▸ **WORK ORDER**:
Determine how many lines in the records below contain "including", then state that number alone.

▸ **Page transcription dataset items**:
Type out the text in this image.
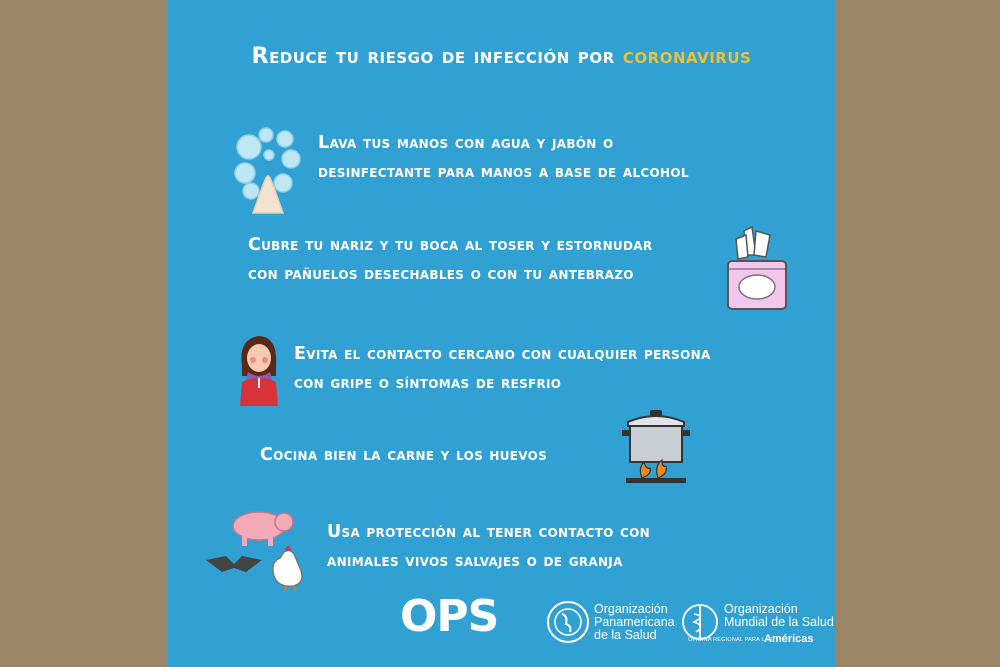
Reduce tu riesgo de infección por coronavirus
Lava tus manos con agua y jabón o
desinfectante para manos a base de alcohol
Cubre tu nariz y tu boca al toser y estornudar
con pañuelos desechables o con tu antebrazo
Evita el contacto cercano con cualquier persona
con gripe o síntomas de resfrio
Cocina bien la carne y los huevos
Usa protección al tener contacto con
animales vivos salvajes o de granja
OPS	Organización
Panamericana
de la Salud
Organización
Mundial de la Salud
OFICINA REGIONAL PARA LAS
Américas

* * *

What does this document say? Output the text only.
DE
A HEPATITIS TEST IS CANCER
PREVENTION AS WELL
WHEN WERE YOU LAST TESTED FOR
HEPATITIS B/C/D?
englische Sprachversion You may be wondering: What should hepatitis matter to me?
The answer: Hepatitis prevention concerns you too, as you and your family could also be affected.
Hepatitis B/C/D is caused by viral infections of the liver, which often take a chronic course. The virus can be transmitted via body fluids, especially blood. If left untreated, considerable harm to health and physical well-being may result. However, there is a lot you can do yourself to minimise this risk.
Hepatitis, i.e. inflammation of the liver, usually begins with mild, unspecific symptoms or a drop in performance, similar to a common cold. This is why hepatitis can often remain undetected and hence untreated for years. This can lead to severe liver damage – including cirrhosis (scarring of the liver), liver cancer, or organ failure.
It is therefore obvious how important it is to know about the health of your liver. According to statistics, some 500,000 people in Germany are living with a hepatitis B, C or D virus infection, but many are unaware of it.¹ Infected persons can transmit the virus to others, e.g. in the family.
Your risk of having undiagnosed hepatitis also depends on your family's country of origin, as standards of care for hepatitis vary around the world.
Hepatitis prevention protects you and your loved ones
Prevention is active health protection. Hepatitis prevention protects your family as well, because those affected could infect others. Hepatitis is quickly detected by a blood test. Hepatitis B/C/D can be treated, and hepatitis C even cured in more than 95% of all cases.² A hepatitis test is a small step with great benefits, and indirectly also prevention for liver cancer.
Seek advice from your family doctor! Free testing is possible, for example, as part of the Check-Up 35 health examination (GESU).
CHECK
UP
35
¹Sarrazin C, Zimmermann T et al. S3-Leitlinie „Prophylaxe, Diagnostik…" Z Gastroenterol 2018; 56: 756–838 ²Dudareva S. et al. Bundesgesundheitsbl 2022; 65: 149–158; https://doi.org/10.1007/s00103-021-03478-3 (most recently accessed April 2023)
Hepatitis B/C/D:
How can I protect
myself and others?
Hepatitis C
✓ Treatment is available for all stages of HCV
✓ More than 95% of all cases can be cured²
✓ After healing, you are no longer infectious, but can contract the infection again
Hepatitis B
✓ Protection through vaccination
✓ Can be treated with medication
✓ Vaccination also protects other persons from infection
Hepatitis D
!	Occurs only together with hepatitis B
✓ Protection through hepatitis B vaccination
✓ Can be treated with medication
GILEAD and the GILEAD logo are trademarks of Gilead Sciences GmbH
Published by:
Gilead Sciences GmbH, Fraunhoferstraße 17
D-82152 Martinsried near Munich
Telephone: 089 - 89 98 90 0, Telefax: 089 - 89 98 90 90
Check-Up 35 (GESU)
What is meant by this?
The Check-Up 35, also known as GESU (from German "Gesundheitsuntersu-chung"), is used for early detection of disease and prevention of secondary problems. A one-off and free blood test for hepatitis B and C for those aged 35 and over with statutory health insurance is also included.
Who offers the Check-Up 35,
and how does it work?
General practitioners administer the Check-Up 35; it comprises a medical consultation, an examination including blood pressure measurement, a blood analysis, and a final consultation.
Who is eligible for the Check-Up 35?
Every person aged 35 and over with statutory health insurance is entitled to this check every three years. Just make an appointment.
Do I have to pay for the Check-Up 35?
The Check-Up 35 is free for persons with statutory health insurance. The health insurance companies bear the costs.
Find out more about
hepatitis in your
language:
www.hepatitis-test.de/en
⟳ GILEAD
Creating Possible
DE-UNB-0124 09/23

▸ **YOUR RESPONSE**:
2